* BEGIN Provided material *

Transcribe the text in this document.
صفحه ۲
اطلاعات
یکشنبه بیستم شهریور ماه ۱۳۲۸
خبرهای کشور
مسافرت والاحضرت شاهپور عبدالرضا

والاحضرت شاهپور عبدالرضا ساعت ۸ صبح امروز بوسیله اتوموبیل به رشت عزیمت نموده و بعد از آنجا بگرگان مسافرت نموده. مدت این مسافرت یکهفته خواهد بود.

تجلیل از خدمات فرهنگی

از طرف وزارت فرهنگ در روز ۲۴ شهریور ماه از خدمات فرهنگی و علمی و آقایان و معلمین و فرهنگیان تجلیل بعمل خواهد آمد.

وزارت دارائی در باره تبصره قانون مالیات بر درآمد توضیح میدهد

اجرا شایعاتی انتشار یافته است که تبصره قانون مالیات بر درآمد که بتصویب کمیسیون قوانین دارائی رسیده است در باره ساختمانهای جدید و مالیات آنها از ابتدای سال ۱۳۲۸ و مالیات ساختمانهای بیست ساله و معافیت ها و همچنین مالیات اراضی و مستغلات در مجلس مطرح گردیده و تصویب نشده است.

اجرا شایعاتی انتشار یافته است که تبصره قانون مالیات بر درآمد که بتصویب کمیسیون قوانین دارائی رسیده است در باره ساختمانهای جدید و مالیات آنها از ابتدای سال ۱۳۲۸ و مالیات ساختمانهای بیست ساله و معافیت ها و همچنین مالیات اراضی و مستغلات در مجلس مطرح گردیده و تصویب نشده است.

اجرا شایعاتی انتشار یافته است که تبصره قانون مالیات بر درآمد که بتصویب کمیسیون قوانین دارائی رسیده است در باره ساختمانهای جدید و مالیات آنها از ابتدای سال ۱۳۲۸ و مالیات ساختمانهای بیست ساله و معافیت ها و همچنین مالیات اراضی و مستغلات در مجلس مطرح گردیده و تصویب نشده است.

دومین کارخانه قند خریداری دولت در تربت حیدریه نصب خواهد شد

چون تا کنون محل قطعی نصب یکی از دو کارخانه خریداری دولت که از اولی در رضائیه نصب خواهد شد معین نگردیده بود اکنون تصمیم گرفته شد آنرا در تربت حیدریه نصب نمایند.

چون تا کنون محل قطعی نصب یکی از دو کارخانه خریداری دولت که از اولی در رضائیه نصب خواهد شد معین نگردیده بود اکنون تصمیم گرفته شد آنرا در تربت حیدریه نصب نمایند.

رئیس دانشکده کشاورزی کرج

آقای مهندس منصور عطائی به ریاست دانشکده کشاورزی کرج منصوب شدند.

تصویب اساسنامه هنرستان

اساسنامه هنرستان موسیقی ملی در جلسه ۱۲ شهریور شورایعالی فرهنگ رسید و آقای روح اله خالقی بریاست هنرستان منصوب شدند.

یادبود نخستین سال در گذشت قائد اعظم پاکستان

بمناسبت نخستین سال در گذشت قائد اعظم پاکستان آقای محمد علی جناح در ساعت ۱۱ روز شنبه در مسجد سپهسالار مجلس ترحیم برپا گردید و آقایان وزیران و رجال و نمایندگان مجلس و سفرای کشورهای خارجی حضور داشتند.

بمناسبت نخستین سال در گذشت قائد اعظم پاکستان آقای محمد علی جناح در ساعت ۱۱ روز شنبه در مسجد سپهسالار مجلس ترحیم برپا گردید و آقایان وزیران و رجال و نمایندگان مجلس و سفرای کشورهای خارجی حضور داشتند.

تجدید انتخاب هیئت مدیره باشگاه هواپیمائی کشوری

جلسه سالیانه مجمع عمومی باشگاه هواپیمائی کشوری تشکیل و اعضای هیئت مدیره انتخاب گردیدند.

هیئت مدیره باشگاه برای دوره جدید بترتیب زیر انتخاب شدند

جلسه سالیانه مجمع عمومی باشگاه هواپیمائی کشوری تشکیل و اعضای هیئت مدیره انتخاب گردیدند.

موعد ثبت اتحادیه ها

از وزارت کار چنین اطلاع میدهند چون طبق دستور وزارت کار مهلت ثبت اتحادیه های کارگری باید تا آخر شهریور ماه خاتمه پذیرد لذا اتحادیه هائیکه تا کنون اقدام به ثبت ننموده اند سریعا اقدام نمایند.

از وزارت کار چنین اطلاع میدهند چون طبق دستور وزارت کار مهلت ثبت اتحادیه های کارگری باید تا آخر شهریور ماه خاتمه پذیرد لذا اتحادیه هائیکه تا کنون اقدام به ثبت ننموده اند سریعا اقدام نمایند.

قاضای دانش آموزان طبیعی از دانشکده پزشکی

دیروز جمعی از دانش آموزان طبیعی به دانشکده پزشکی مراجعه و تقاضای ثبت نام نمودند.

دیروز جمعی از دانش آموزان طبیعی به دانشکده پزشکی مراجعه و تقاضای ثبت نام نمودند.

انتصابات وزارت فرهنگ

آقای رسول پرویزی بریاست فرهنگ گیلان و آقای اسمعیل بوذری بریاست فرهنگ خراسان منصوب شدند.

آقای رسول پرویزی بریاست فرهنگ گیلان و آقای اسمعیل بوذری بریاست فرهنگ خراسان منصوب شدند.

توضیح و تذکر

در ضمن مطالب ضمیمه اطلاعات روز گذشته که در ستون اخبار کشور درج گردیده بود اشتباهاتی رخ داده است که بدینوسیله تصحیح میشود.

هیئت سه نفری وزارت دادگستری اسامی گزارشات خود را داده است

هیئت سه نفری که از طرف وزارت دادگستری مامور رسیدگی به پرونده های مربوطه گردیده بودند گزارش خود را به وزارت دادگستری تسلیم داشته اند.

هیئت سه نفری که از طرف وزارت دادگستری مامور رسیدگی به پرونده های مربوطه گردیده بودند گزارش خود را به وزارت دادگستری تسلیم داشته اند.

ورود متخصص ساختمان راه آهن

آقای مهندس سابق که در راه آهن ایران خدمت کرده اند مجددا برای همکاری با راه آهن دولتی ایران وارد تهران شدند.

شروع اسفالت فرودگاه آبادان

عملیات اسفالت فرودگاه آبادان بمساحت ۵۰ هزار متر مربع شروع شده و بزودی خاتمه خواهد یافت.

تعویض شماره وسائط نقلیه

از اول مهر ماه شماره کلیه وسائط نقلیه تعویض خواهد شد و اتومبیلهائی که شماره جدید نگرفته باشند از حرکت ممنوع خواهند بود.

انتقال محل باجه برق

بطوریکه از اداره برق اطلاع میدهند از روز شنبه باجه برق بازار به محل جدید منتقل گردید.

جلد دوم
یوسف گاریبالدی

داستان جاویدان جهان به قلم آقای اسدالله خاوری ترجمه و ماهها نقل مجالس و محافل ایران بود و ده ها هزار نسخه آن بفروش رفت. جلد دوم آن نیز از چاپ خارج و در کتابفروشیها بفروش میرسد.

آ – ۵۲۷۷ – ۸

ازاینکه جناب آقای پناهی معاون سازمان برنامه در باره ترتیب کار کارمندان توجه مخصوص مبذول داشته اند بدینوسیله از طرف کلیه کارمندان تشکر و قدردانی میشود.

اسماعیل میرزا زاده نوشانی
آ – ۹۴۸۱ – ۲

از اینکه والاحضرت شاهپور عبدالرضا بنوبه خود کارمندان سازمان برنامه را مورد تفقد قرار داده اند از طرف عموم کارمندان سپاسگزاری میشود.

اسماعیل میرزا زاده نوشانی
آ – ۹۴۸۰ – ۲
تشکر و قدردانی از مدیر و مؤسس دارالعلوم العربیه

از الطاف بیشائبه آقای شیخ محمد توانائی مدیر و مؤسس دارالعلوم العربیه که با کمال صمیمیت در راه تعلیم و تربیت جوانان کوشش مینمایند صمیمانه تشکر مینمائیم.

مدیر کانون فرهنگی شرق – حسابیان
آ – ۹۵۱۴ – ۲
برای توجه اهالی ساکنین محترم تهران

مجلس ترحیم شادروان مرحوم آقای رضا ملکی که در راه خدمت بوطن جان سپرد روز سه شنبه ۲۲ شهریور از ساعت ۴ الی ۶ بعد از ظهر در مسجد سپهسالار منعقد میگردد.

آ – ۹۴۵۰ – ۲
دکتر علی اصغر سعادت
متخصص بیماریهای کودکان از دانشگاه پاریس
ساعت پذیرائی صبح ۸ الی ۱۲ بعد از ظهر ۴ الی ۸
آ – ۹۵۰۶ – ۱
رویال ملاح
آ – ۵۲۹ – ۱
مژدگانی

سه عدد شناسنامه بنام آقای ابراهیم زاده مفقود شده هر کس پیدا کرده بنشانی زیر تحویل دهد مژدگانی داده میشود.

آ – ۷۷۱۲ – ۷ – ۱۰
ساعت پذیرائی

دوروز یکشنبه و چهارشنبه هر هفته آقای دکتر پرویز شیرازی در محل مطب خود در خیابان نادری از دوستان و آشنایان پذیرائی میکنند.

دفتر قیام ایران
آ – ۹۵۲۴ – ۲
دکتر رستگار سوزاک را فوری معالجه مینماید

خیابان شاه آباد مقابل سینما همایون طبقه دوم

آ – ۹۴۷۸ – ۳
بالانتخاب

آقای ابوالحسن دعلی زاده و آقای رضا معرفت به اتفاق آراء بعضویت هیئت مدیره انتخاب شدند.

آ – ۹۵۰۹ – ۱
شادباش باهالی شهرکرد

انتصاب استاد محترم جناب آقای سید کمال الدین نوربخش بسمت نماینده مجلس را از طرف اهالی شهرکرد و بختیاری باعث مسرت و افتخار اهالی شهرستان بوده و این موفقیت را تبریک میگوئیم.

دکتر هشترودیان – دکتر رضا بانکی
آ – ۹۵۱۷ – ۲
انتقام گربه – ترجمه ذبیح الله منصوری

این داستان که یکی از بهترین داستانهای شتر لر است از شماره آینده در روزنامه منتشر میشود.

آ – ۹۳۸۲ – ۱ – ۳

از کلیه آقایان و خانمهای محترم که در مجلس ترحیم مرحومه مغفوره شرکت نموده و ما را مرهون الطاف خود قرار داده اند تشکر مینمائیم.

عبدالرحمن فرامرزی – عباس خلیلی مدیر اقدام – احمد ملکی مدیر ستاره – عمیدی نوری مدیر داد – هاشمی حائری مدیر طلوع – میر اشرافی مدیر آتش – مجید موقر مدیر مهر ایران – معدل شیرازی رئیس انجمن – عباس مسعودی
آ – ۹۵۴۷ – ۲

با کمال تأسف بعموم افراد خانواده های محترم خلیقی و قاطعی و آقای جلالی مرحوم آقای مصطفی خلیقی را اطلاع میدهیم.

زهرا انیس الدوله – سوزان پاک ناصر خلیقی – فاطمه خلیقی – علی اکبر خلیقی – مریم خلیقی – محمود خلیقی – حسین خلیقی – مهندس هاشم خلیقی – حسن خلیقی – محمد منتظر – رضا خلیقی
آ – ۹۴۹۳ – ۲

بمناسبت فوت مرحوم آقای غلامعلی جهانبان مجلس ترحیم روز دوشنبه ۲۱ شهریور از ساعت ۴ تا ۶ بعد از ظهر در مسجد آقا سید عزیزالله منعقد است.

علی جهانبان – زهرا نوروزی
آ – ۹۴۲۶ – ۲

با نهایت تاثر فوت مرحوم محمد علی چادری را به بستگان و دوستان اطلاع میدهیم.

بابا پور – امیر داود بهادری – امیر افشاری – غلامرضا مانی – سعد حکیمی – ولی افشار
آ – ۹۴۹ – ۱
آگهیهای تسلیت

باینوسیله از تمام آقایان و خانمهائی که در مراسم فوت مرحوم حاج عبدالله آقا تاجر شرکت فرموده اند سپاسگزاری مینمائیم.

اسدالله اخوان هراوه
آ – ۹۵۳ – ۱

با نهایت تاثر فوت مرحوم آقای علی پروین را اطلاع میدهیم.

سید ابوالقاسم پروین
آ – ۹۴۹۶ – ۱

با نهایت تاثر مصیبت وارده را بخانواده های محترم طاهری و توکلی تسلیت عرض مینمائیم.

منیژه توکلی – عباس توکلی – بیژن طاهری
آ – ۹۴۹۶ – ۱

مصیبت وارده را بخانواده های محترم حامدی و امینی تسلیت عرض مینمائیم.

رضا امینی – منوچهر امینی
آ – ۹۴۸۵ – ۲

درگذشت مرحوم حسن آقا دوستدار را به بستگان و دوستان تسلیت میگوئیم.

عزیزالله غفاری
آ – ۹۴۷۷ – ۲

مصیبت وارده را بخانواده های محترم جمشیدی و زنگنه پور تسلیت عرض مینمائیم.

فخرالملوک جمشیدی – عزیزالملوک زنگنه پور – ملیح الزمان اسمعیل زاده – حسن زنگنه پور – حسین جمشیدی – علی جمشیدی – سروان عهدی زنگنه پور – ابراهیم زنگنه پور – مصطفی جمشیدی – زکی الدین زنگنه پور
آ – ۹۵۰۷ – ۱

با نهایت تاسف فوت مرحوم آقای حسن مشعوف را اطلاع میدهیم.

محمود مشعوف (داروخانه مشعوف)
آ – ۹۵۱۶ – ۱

* END Provided material *

> Challenge
Show every line in the records above that contains the word "سپاسگزاری".

> Task output
از اینکه والاحضرت شاهپور عبدالرضا بنوبه خود کارمندان سازمان برنامه را مورد تفقد قرار داده اند از طرف عموم کارمندان سپاسگزاری میشود.
باینوسیله از تمام آقایان و خانمهائی که در مراسم فوت مرحوم حاج عبدالله آقا تاجر شرکت فرموده اند سپاسگزاری مینمائیم.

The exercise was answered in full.